GIVEN INSTRUCTION:
Copy all entries without alteration and skip the pictures they hold.

EXERCISE INPUTS:

-*-

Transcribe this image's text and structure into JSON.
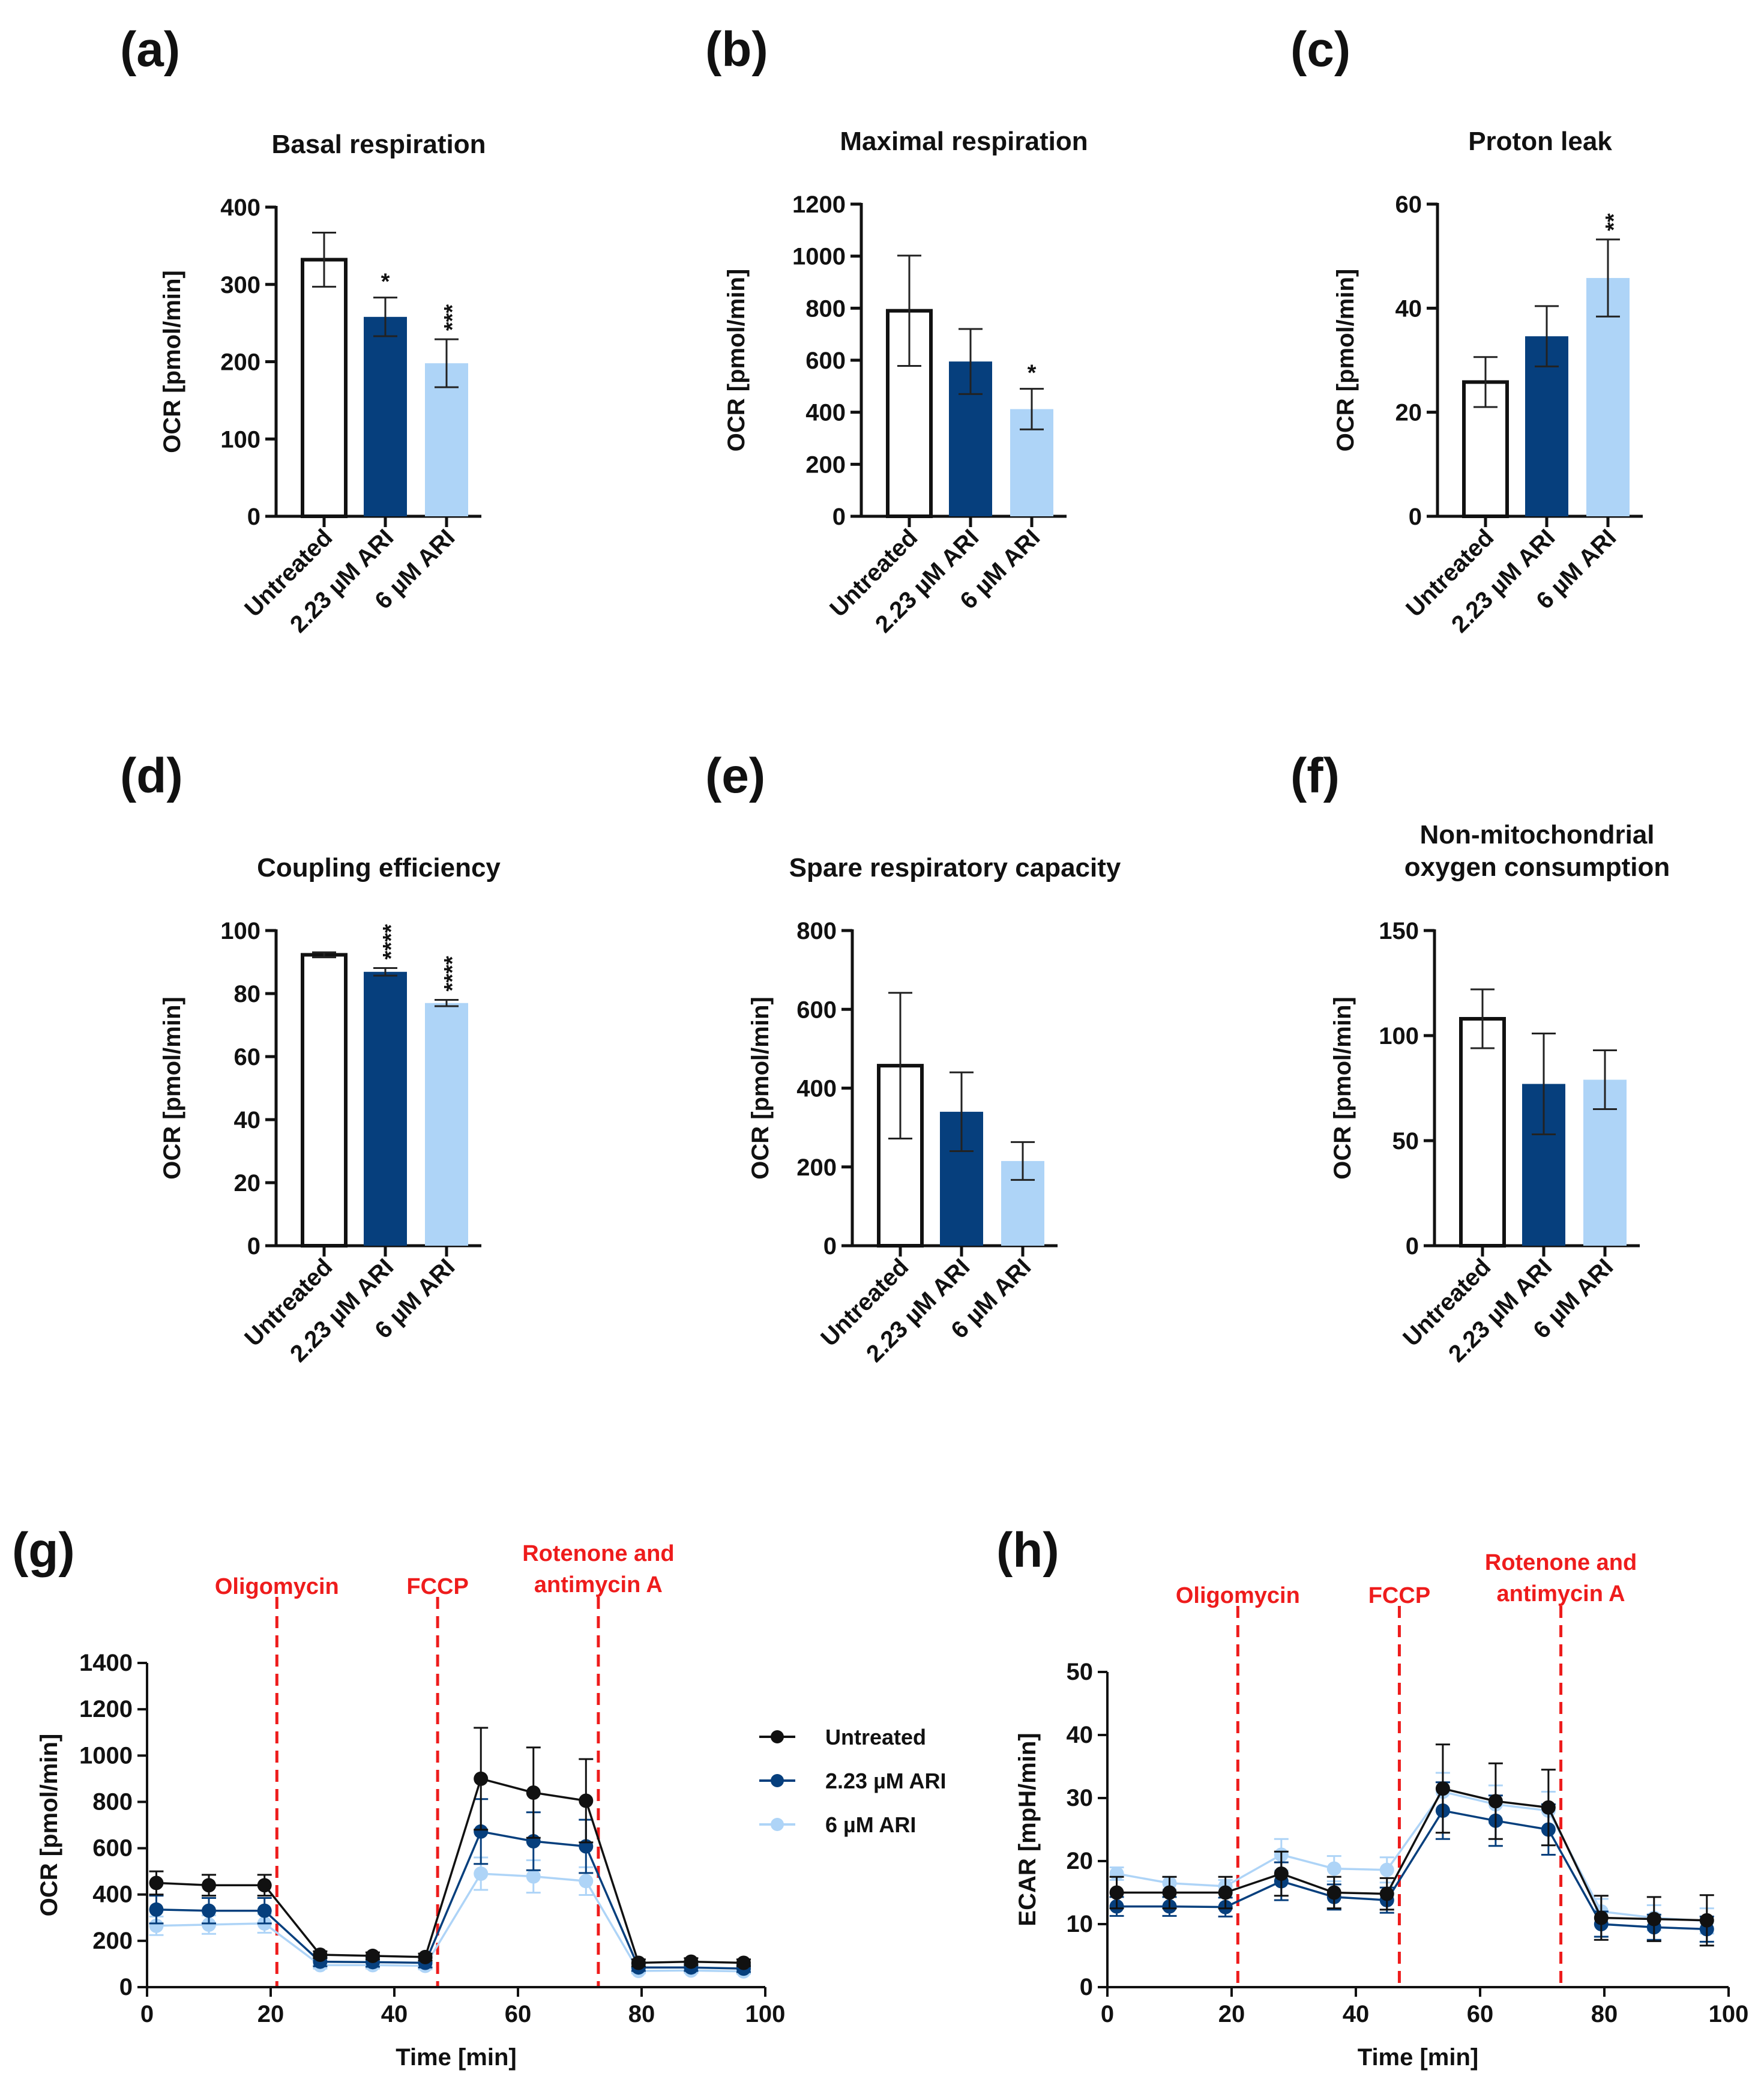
{
  "figure": {
    "series_colors": {
      "Untreated": "#111111",
      "2.23 µM ARI": "#063f7d",
      "6 µM ARI": "#aed4f7",
      "treatment_line": "#ee1c1c"
    },
    "legend": [
      "Untreated",
      "2.23 µM ARI",
      "6 µM ARI"
    ]
  },
  "chart_data": [
    {
      "id": "a",
      "letter": "(a)",
      "type": "bar",
      "title": [
        "Basal respiration"
      ],
      "ylabel": "OCR [pmol/min]",
      "ylim": [
        0,
        400
      ],
      "yticks": [
        0,
        100,
        200,
        300,
        400
      ],
      "categories": [
        "Untreated",
        "2.23 µM ARI",
        "6 µM ARI"
      ],
      "values": [
        332,
        258,
        198
      ],
      "errors": [
        35,
        25,
        31
      ],
      "significance": [
        "",
        "*",
        "***"
      ]
    },
    {
      "id": "b",
      "letter": "(b)",
      "type": "bar",
      "title": [
        "Maximal respiration"
      ],
      "ylabel": "OCR [pmol/min]",
      "ylim": [
        0,
        1200
      ],
      "yticks": [
        0,
        200,
        400,
        600,
        800,
        1000,
        1200
      ],
      "categories": [
        "Untreated",
        "2.23 µM ARI",
        "6 µM ARI"
      ],
      "values": [
        790,
        595,
        412
      ],
      "errors": [
        212,
        125,
        78
      ],
      "significance": [
        "",
        "",
        "*"
      ]
    },
    {
      "id": "c",
      "letter": "(c)",
      "type": "bar",
      "title": [
        "Proton leak"
      ],
      "ylabel": "OCR [pmol/min]",
      "ylim": [
        0,
        60
      ],
      "yticks": [
        0,
        20,
        40,
        60
      ],
      "categories": [
        "Untreated",
        "2.23 µM ARI",
        "6 µM ARI"
      ],
      "values": [
        25.8,
        34.6,
        45.8
      ],
      "errors": [
        4.8,
        5.8,
        7.4
      ],
      "significance": [
        "",
        "",
        "**"
      ]
    },
    {
      "id": "d",
      "letter": "(d)",
      "type": "bar",
      "title": [
        "Coupling efficiency"
      ],
      "ylabel": "OCR [pmol/min]",
      "ylim": [
        0,
        100
      ],
      "yticks": [
        0,
        20,
        40,
        60,
        80,
        100
      ],
      "categories": [
        "Untreated",
        "2.23 µM ARI",
        "6 µM ARI"
      ],
      "values": [
        92.3,
        86.9,
        77.0
      ],
      "errors": [
        0.8,
        1.2,
        1.0
      ],
      "significance": [
        "",
        "****",
        "****"
      ]
    },
    {
      "id": "e",
      "letter": "(e)",
      "type": "bar",
      "title": [
        "Spare respiratory capacity"
      ],
      "ylabel": "OCR [pmol/min]",
      "ylim": [
        0,
        800
      ],
      "yticks": [
        0,
        200,
        400,
        600,
        800
      ],
      "categories": [
        "Untreated",
        "2.23 µM ARI",
        "6 µM ARI"
      ],
      "values": [
        457,
        340,
        215
      ],
      "errors": [
        185,
        100,
        48
      ],
      "significance": [
        "",
        "",
        ""
      ]
    },
    {
      "id": "f",
      "letter": "(f)",
      "type": "bar",
      "title": [
        "Non-mitochondrial",
        "oxygen consumption"
      ],
      "ylabel": "OCR [pmol/min]",
      "ylim": [
        0,
        150
      ],
      "yticks": [
        0,
        50,
        100,
        150
      ],
      "categories": [
        "Untreated",
        "2.23 µM ARI",
        "6 µM ARI"
      ],
      "values": [
        108,
        77,
        79
      ],
      "errors": [
        14,
        24,
        14
      ],
      "significance": [
        "",
        "",
        ""
      ]
    },
    {
      "id": "g",
      "letter": "(g)",
      "type": "line",
      "ylabel": "OCR [pmol/min]",
      "xlabel": "Time [min]",
      "xlim": [
        0,
        100
      ],
      "xticks": [
        0,
        20,
        40,
        60,
        80,
        100
      ],
      "ylim": [
        0,
        1400
      ],
      "yticks": [
        0,
        200,
        400,
        600,
        800,
        1000,
        1200,
        1400
      ],
      "x": [
        1.5,
        10,
        19,
        28,
        36.5,
        45,
        54,
        62.5,
        71,
        79.5,
        88,
        96.5
      ],
      "series": [
        {
          "name": "Untreated",
          "values": [
            450,
            440,
            440,
            140,
            135,
            130,
            900,
            840,
            805,
            105,
            110,
            105
          ],
          "errors": [
            50,
            45,
            45,
            15,
            15,
            15,
            220,
            195,
            180,
            15,
            15,
            15
          ]
        },
        {
          "name": "2.23 µM ARI",
          "values": [
            335,
            330,
            330,
            110,
            108,
            105,
            672,
            630,
            608,
            85,
            85,
            80
          ],
          "errors": [
            60,
            55,
            55,
            20,
            20,
            20,
            140,
            125,
            115,
            15,
            15,
            15
          ]
        },
        {
          "name": "6 µM ARI",
          "values": [
            265,
            270,
            275,
            95,
            95,
            92,
            490,
            478,
            458,
            70,
            72,
            68
          ],
          "errors": [
            40,
            40,
            40,
            15,
            15,
            15,
            70,
            70,
            60,
            10,
            10,
            10
          ]
        }
      ],
      "treatments": [
        {
          "x": 21,
          "label": [
            "Oligomycin"
          ]
        },
        {
          "x": 47,
          "label": [
            "FCCP"
          ]
        },
        {
          "x": 73,
          "label": [
            "Rotenone and",
            "antimycin A"
          ]
        }
      ]
    },
    {
      "id": "h",
      "letter": "(h)",
      "type": "line",
      "ylabel": "ECAR [mpH/min]",
      "xlabel": "Time [min]",
      "xlim": [
        0,
        100
      ],
      "xticks": [
        0,
        20,
        40,
        60,
        80,
        100
      ],
      "ylim": [
        0,
        50
      ],
      "yticks": [
        0,
        10,
        20,
        30,
        40,
        50
      ],
      "x": [
        1.5,
        10,
        19,
        28,
        36.5,
        45,
        54,
        62.5,
        71,
        79.5,
        88,
        96.5
      ],
      "series": [
        {
          "name": "Untreated",
          "values": [
            15,
            15,
            15,
            18,
            15,
            14.8,
            31.5,
            29.5,
            28.5,
            11,
            10.8,
            10.6
          ],
          "errors": [
            2.5,
            2.5,
            2.5,
            3.5,
            2.5,
            2.5,
            7,
            6,
            6,
            3.5,
            3.5,
            4
          ]
        },
        {
          "name": "2.23 µM ARI",
          "values": [
            12.8,
            12.8,
            12.7,
            16.8,
            14.3,
            13.8,
            28,
            26.4,
            25,
            10,
            9.5,
            9.2
          ],
          "errors": [
            1.5,
            1.5,
            1.5,
            3,
            2,
            2,
            4.5,
            4,
            4,
            2,
            2,
            2
          ]
        },
        {
          "name": "6 µM ARI",
          "values": [
            18,
            16.5,
            16,
            21,
            18.8,
            18.6,
            31,
            29,
            28,
            12,
            11,
            10.5
          ],
          "errors": [
            1,
            1,
            1,
            2.5,
            2,
            2,
            3,
            3,
            3,
            2,
            2,
            2
          ]
        }
      ],
      "treatments": [
        {
          "x": 21,
          "label": [
            "Oligomycin"
          ]
        },
        {
          "x": 47,
          "label": [
            "FCCP"
          ]
        },
        {
          "x": 73,
          "label": [
            "Rotenone and",
            "antimycin A"
          ]
        }
      ]
    }
  ]
}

-*-

REPLY:
Transcribe this image's text and structure into JSON.
{
  "figure": {
    "series_colors": {
      "Untreated": "#111111",
      "2.23 µM ARI": "#063f7d",
      "6 µM ARI": "#aed4f7",
      "treatment_line": "#ee1c1c"
    },
    "legend": [
      "Untreated",
      "2.23 µM ARI",
      "6 µM ARI"
    ]
  },
  "chart_data": [
    {
      "id": "a",
      "letter": "(a)",
      "type": "bar",
      "title": [
        "Basal respiration"
      ],
      "ylabel": "OCR [pmol/min]",
      "ylim": [
        0,
        400
      ],
      "yticks": [
        0,
        100,
        200,
        300,
        400
      ],
      "categories": [
        "Untreated",
        "2.23 µM ARI",
        "6 µM ARI"
      ],
      "values": [
        332,
        258,
        198
      ],
      "errors": [
        35,
        25,
        31
      ],
      "significance": [
        "",
        "*",
        "***"
      ]
    },
    {
      "id": "b",
      "letter": "(b)",
      "type": "bar",
      "title": [
        "Maximal respiration"
      ],
      "ylabel": "OCR [pmol/min]",
      "ylim": [
        0,
        1200
      ],
      "yticks": [
        0,
        200,
        400,
        600,
        800,
        1000,
        1200
      ],
      "categories": [
        "Untreated",
        "2.23 µM ARI",
        "6 µM ARI"
      ],
      "values": [
        790,
        595,
        412
      ],
      "errors": [
        212,
        125,
        78
      ],
      "significance": [
        "",
        "",
        "*"
      ]
    },
    {
      "id": "c",
      "letter": "(c)",
      "type": "bar",
      "title": [
        "Proton leak"
      ],
      "ylabel": "OCR [pmol/min]",
      "ylim": [
        0,
        60
      ],
      "yticks": [
        0,
        20,
        40,
        60
      ],
      "categories": [
        "Untreated",
        "2.23 µM ARI",
        "6 µM ARI"
      ],
      "values": [
        25.8,
        34.6,
        45.8
      ],
      "errors": [
        4.8,
        5.8,
        7.4
      ],
      "significance": [
        "",
        "",
        "**"
      ]
    },
    {
      "id": "d",
      "letter": "(d)",
      "type": "bar",
      "title": [
        "Coupling efficiency"
      ],
      "ylabel": "OCR [pmol/min]",
      "ylim": [
        0,
        100
      ],
      "yticks": [
        0,
        20,
        40,
        60,
        80,
        100
      ],
      "categories": [
        "Untreated",
        "2.23 µM ARI",
        "6 µM ARI"
      ],
      "values": [
        92.3,
        86.9,
        77.0
      ],
      "errors": [
        0.8,
        1.2,
        1.0
      ],
      "significance": [
        "",
        "****",
        "****"
      ]
    },
    {
      "id": "e",
      "letter": "(e)",
      "type": "bar",
      "title": [
        "Spare respiratory capacity"
      ],
      "ylabel": "OCR [pmol/min]",
      "ylim": [
        0,
        800
      ],
      "yticks": [
        0,
        200,
        400,
        600,
        800
      ],
      "categories": [
        "Untreated",
        "2.23 µM ARI",
        "6 µM ARI"
      ],
      "values": [
        457,
        340,
        215
      ],
      "errors": [
        185,
        100,
        48
      ],
      "significance": [
        "",
        "",
        ""
      ]
    },
    {
      "id": "f",
      "letter": "(f)",
      "type": "bar",
      "title": [
        "Non-mitochondrial",
        "oxygen consumption"
      ],
      "ylabel": "OCR [pmol/min]",
      "ylim": [
        0,
        150
      ],
      "yticks": [
        0,
        50,
        100,
        150
      ],
      "categories": [
        "Untreated",
        "2.23 µM ARI",
        "6 µM ARI"
      ],
      "values": [
        108,
        77,
        79
      ],
      "errors": [
        14,
        24,
        14
      ],
      "significance": [
        "",
        "",
        ""
      ]
    },
    {
      "id": "g",
      "letter": "(g)",
      "type": "line",
      "ylabel": "OCR [pmol/min]",
      "xlabel": "Time [min]",
      "xlim": [
        0,
        100
      ],
      "xticks": [
        0,
        20,
        40,
        60,
        80,
        100
      ],
      "ylim": [
        0,
        1400
      ],
      "yticks": [
        0,
        200,
        400,
        600,
        800,
        1000,
        1200,
        1400
      ],
      "x": [
        1.5,
        10,
        19,
        28,
        36.5,
        45,
        54,
        62.5,
        71,
        79.5,
        88,
        96.5
      ],
      "series": [
        {
          "name": "Untreated",
          "values": [
            450,
            440,
            440,
            140,
            135,
            130,
            900,
            840,
            805,
            105,
            110,
            105
          ],
          "errors": [
            50,
            45,
            45,
            15,
            15,
            15,
            220,
            195,
            180,
            15,
            15,
            15
          ]
        },
        {
          "name": "2.23 µM ARI",
          "values": [
            335,
            330,
            330,
            110,
            108,
            105,
            672,
            630,
            608,
            85,
            85,
            80
          ],
          "errors": [
            60,
            55,
            55,
            20,
            20,
            20,
            140,
            125,
            115,
            15,
            15,
            15
          ]
        },
        {
          "name": "6 µM ARI",
          "values": [
            265,
            270,
            275,
            95,
            95,
            92,
            490,
            478,
            458,
            70,
            72,
            68
          ],
          "errors": [
            40,
            40,
            40,
            15,
            15,
            15,
            70,
            70,
            60,
            10,
            10,
            10
          ]
        }
      ],
      "treatments": [
        {
          "x": 21,
          "label": [
            "Oligomycin"
          ]
        },
        {
          "x": 47,
          "label": [
            "FCCP"
          ]
        },
        {
          "x": 73,
          "label": [
            "Rotenone and",
            "antimycin A"
          ]
        }
      ]
    },
    {
      "id": "h",
      "letter": "(h)",
      "type": "line",
      "ylabel": "ECAR [mpH/min]",
      "xlabel": "Time [min]",
      "xlim": [
        0,
        100
      ],
      "xticks": [
        0,
        20,
        40,
        60,
        80,
        100
      ],
      "ylim": [
        0,
        50
      ],
      "yticks": [
        0,
        10,
        20,
        30,
        40,
        50
      ],
      "x": [
        1.5,
        10,
        19,
        28,
        36.5,
        45,
        54,
        62.5,
        71,
        79.5,
        88,
        96.5
      ],
      "series": [
        {
          "name": "Untreated",
          "values": [
            15,
            15,
            15,
            18,
            15,
            14.8,
            31.5,
            29.5,
            28.5,
            11,
            10.8,
            10.6
          ],
          "errors": [
            2.5,
            2.5,
            2.5,
            3.5,
            2.5,
            2.5,
            7,
            6,
            6,
            3.5,
            3.5,
            4
          ]
        },
        {
          "name": "2.23 µM ARI",
          "values": [
            12.8,
            12.8,
            12.7,
            16.8,
            14.3,
            13.8,
            28,
            26.4,
            25,
            10,
            9.5,
            9.2
          ],
          "errors": [
            1.5,
            1.5,
            1.5,
            3,
            2,
            2,
            4.5,
            4,
            4,
            2,
            2,
            2
          ]
        },
        {
          "name": "6 µM ARI",
          "values": [
            18,
            16.5,
            16,
            21,
            18.8,
            18.6,
            31,
            29,
            28,
            12,
            11,
            10.5
          ],
          "errors": [
            1,
            1,
            1,
            2.5,
            2,
            2,
            3,
            3,
            3,
            2,
            2,
            2
          ]
        }
      ],
      "treatments": [
        {
          "x": 21,
          "label": [
            "Oligomycin"
          ]
        },
        {
          "x": 47,
          "label": [
            "FCCP"
          ]
        },
        {
          "x": 73,
          "label": [
            "Rotenone and",
            "antimycin A"
          ]
        }
      ]
    }
  ]
}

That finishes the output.